## Your task:
Copy every line of the following data that includes the string "text".

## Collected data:

◇ ◇ ◇ ◇ ◇

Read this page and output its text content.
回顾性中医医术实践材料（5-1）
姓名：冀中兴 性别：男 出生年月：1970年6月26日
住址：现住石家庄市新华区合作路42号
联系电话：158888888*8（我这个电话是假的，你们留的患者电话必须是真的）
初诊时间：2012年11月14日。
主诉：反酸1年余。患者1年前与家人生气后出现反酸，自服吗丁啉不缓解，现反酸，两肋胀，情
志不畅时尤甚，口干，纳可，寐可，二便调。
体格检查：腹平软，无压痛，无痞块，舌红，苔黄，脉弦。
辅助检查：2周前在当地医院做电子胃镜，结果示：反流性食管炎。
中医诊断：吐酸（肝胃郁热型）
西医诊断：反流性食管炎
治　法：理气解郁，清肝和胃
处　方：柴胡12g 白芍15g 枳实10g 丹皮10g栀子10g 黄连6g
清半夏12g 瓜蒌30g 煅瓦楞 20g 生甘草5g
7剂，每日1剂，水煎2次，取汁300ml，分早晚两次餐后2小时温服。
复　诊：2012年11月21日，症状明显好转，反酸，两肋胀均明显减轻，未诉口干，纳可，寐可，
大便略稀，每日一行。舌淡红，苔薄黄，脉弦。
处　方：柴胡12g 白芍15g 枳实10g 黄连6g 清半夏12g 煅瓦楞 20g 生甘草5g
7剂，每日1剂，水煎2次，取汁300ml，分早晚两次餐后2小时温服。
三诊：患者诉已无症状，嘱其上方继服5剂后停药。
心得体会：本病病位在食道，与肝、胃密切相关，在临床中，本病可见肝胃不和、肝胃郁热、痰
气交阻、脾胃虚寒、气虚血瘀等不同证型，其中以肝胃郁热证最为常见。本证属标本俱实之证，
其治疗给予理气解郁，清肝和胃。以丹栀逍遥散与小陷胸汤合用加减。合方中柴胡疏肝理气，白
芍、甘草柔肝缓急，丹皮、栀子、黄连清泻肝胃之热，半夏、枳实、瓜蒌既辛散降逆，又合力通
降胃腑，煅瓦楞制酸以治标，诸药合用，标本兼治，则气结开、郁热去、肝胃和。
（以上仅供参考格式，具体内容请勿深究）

◇ ◇ ◇ ◇ ◇

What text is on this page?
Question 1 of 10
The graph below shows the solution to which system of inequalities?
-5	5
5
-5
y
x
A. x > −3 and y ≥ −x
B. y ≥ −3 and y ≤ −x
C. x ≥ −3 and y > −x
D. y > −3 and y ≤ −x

◇ ◇ ◇ ◇ ◇

## Response for this exercise:
Read this page and output its text content.
What text is on this page?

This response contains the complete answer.